▸ **Te verrichten werk**:
- A) Waarom rekent het vonnis brandstichting tot de ernstigste misdrijven uit het Wetboek van Strafrecht? Leg dat uit in één tot drie zinnen.
- B) Herhaal woordelijk het deel van het vonnis dat begint bij "Hetgeen meer of" en doorloopt tot en met "zijn dus strafbaar.".

▸ **Geciteerde passage**:
Hetgeen meer of anders is ten laste gelegd is niet bewezen. De verdachte moet daarvan worden vrijgesproken.
Voor zover in de tenlastelegging type- en taalfouten voorkomen, zijn deze in de bewezenverklaring verbeterd. Blijkens het verhandelde ter terechtzitting is de verdachte daardoor niet in de verdediging geschaad.

5..Strafbaarheid feiten

De bewezen feiten leveren op:
Feiten 1, 2 en 3 telkens: opzettelijk brand stichten terwijl daarvan gemeen gevaar voor goederen te duchten is.
Er zijn geen feiten of omstandigheden aannemelijk geworden die de strafbaarheid van de feiten uitsluiten. De feiten zijn dus strafbaar.

6..Strafbaarheid verdachte

Er is geen omstandigheid aannemelijk geworden die de strafbaarheid van de verdachte uitsluit. De verdachte is dus strafbaar.

7..Motivering straf

7.1.
Algemene overweging
De straf die aan de verdachte wordt opgelegd is gegrond op de ernst van de feiten, de omstandigheden waaronder de feiten zijn begaan en de persoon en de persoonlijke omstandigheden van de verdachte. Daarbij wordt in het bijzonder het volgende in aanmerking genomen.
7.2.
Feiten waarop de straf is gebaseerd
De verdachte heeft zich schuldig gemaakt aan het opzettelijk brandstichten van twee auto’s en een caravan door een aansteker tegen de band, de wielkast, respectievelijk het raam te houden. De verdachte heeft verklaard dat hij op deze manier zijn frustratie wilde uiten nadat hij was afgewezen als beroepsbrandweerman en zijn jongensdroom in duigen zag vallen. Door zelf brand te stichten kon hij alsnog de brandweer in actie zien.
Brandstichting behoort niet voor niets tot de meest ernstige misdrijven die het Wetboek van Strafrecht kent, omdat als gevolg van dit delict onbeheersbare, zeer gevaarzettende situaties kunnen ontstaan. Het veroorzaakt tevens grote angst en onrust in de samenleving, in dit geval in het bijzonder bij de eigenaren van de auto’s en de caravan. Met zijn handelen heeft de verdachte bovendien schade en overlast veroorzaakt.

▸ **Verstrekte gegevens**:
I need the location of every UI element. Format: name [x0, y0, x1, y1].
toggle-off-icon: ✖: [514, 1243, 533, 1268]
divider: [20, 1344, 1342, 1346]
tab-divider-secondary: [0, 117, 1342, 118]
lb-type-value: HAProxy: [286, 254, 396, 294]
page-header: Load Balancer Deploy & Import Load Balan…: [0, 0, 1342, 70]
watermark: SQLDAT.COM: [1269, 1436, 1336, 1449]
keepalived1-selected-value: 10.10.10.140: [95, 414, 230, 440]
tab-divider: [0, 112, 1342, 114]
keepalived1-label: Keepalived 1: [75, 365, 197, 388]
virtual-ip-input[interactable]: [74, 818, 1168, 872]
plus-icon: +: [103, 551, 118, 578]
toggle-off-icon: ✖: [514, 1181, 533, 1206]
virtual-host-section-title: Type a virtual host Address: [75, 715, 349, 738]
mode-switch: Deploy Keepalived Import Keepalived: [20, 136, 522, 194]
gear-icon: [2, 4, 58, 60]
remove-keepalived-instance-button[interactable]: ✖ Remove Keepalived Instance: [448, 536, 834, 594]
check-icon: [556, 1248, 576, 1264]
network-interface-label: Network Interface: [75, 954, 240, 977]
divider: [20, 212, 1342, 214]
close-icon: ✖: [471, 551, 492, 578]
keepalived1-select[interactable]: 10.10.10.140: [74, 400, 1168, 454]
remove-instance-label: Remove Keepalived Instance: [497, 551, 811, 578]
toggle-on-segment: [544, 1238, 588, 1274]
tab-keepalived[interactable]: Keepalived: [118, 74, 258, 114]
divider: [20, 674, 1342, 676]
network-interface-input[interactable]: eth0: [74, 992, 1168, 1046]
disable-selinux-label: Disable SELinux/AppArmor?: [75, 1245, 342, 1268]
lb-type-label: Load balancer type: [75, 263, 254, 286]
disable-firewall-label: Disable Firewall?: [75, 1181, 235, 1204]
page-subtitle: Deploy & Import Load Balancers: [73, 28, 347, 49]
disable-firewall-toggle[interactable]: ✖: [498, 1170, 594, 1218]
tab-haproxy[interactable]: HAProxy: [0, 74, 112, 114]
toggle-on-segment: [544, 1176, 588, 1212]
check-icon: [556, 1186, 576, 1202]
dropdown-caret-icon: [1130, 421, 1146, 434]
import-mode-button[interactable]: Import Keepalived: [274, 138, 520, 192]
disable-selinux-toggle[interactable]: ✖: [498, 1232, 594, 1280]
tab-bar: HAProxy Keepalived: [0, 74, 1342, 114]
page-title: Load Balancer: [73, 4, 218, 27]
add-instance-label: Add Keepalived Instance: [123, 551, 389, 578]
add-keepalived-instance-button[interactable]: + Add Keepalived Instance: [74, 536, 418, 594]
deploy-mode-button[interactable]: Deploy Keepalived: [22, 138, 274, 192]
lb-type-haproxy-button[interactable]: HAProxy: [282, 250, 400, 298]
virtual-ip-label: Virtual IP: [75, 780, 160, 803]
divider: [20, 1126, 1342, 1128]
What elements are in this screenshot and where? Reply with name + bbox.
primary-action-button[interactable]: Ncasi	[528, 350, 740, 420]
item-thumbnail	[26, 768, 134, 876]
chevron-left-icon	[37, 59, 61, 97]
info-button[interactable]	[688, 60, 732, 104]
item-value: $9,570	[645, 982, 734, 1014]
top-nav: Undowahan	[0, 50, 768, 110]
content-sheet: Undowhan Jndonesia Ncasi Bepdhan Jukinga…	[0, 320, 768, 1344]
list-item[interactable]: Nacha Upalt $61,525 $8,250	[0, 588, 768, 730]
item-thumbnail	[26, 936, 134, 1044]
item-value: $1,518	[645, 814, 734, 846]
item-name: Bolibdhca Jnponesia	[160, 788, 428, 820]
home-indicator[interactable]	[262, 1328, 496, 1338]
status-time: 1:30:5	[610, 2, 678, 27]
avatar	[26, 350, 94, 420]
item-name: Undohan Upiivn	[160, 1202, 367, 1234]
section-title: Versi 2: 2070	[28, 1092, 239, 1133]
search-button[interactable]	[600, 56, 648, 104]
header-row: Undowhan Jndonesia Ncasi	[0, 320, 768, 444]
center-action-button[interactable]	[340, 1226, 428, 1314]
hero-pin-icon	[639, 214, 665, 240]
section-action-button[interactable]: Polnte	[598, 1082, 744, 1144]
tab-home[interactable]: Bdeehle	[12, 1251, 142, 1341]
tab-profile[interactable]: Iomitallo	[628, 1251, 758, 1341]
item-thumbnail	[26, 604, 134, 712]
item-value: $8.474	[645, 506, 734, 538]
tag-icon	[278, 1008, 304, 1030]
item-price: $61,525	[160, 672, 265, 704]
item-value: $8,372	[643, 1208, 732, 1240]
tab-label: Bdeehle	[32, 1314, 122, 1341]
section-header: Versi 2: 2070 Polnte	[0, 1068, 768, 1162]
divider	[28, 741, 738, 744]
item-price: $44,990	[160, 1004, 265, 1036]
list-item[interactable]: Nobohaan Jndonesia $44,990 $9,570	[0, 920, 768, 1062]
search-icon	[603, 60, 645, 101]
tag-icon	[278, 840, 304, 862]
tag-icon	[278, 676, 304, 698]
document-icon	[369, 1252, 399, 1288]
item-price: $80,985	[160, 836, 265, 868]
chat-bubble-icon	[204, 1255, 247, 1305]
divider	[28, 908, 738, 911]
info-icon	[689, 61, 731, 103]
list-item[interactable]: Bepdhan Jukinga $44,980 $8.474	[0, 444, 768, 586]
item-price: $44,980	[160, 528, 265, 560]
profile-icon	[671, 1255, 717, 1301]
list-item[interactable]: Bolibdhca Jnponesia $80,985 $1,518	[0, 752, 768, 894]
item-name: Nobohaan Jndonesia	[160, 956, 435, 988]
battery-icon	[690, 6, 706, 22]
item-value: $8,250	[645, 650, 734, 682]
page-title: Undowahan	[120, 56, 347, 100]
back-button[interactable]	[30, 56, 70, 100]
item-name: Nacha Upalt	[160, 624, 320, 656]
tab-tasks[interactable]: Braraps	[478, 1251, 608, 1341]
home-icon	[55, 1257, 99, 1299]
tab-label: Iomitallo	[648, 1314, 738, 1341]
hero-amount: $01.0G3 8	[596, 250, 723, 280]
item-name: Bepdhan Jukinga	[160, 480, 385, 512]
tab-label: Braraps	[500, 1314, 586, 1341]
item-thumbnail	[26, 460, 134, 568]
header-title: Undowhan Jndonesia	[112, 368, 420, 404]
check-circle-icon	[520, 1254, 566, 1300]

▸ **Uitgewerkte oplossingen**:
- A) Door dit delict kunnen onbeheersbare en zeer gevaarzettende situaties ontstaan. Daarom behoort brandstichting volgens het vonnis tot de meest ernstige misdrijven uit het Wetboek van Strafrecht.

- B)
Hetgeen meer of anders is ten laste gelegd is niet bewezen. De verdachte moet daarvan worden vrijgesproken.
Voor zover in de tenlastelegging type- en taalfouten voorkomen, zijn deze in de bewezenverklaring verbeterd. Blijkens het verhandelde ter terechtzitting is de verdachte daardoor niet in de verdediging geschaad.

5..Strafbaarheid feiten

De bewezen feiten leveren op:
Feiten 1, 2 en 3 telkens: opzettelijk brand stichten terwijl daarvan gemeen gevaar voor goederen te duchten is.
Er zijn geen feiten of omstandigheden aannemelijk geworden die de strafbaarheid van de feiten uitsluiten. De feiten zijn dus strafbaar.